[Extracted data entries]
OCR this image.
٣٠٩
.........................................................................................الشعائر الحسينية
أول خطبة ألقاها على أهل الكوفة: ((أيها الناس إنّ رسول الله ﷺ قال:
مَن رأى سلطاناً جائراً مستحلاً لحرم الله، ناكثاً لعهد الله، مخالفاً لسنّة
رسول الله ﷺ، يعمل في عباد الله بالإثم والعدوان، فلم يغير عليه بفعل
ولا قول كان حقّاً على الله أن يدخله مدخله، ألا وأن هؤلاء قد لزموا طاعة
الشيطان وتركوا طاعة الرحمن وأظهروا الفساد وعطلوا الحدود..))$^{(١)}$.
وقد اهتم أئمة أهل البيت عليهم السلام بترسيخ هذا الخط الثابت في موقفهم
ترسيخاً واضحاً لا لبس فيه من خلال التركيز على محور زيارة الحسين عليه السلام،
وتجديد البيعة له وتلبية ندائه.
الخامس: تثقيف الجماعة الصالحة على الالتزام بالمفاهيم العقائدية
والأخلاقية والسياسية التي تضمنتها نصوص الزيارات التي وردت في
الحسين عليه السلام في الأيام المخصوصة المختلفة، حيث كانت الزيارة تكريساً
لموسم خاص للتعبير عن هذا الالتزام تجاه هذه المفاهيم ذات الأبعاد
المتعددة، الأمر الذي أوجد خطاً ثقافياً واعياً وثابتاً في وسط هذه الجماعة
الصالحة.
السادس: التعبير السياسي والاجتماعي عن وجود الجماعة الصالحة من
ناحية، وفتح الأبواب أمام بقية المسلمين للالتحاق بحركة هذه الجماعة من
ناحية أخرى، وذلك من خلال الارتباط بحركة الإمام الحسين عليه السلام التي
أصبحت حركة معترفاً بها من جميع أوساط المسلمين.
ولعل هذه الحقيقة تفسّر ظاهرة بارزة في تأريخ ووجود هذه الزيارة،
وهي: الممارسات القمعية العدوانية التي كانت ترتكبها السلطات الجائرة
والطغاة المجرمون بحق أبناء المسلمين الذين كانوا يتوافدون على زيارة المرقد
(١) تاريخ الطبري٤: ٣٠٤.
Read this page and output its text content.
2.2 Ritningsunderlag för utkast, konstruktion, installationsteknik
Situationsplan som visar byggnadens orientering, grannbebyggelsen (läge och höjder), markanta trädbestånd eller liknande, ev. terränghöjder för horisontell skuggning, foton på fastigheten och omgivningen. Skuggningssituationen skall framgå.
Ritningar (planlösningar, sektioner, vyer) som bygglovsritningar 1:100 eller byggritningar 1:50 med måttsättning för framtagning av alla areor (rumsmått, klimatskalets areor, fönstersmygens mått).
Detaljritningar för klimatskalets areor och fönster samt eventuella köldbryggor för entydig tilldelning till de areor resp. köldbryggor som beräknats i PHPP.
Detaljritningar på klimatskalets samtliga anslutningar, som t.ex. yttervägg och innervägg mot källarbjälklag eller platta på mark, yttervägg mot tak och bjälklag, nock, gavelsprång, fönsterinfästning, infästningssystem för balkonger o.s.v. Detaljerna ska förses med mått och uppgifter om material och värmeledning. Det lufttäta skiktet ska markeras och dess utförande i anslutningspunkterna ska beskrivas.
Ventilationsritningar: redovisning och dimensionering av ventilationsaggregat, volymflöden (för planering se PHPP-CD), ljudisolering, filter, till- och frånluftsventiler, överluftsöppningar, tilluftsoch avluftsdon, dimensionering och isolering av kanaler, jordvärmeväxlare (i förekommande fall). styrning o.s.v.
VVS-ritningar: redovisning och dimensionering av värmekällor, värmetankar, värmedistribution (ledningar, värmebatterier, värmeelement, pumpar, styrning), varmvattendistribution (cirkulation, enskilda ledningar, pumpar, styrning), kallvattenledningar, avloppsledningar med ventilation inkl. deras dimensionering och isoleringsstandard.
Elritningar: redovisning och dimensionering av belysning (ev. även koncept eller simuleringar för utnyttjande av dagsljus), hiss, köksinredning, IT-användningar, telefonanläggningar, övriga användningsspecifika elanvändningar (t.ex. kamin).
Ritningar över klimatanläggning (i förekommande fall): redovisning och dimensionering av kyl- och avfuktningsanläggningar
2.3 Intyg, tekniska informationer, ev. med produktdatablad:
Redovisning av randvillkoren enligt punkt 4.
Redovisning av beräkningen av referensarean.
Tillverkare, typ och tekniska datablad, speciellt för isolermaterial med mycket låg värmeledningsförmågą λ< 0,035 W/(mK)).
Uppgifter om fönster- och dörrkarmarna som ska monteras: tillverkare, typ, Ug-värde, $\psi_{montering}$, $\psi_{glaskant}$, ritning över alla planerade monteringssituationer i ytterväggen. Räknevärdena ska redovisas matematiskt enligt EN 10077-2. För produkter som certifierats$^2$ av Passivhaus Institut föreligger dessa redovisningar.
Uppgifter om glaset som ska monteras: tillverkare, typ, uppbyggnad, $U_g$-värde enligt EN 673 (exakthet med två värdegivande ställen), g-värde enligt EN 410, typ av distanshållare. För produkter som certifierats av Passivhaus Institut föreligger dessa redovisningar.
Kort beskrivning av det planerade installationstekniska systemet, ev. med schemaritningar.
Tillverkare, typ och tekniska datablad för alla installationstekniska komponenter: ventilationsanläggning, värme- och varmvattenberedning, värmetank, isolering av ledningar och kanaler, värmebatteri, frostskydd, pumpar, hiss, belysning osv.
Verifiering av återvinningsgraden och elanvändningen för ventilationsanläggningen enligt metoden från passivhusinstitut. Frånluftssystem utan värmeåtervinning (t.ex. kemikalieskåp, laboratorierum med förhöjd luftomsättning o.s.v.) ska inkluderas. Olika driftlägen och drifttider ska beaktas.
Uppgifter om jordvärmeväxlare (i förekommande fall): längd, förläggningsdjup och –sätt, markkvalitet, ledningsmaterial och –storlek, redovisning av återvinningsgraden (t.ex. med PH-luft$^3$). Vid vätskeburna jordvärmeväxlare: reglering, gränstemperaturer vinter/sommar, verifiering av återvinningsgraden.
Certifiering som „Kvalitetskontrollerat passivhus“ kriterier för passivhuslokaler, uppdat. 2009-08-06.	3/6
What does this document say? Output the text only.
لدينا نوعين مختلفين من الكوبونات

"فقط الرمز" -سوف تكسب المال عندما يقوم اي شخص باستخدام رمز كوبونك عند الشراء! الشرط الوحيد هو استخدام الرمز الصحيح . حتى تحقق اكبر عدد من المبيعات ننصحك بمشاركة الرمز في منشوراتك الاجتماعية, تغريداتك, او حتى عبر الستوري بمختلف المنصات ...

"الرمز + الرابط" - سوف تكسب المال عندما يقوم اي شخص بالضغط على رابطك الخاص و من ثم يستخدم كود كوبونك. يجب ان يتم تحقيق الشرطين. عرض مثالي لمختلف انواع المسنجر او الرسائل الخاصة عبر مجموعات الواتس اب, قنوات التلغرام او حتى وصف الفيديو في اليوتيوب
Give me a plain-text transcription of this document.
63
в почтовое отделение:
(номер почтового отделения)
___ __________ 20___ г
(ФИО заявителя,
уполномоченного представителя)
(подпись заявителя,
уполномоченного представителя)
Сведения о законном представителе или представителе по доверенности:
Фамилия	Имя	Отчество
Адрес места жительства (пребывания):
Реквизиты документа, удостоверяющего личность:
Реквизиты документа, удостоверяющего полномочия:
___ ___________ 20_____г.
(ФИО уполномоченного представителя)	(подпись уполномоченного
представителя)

◆ Task to carry out:
Note every line above where the string "представителя" shows up, and copy those lines.

◆ Response to the task:
уполномоченного представителя)
уполномоченного представителя)
(ФИО уполномоченного представителя)	(подпись уполномоченного
представителя)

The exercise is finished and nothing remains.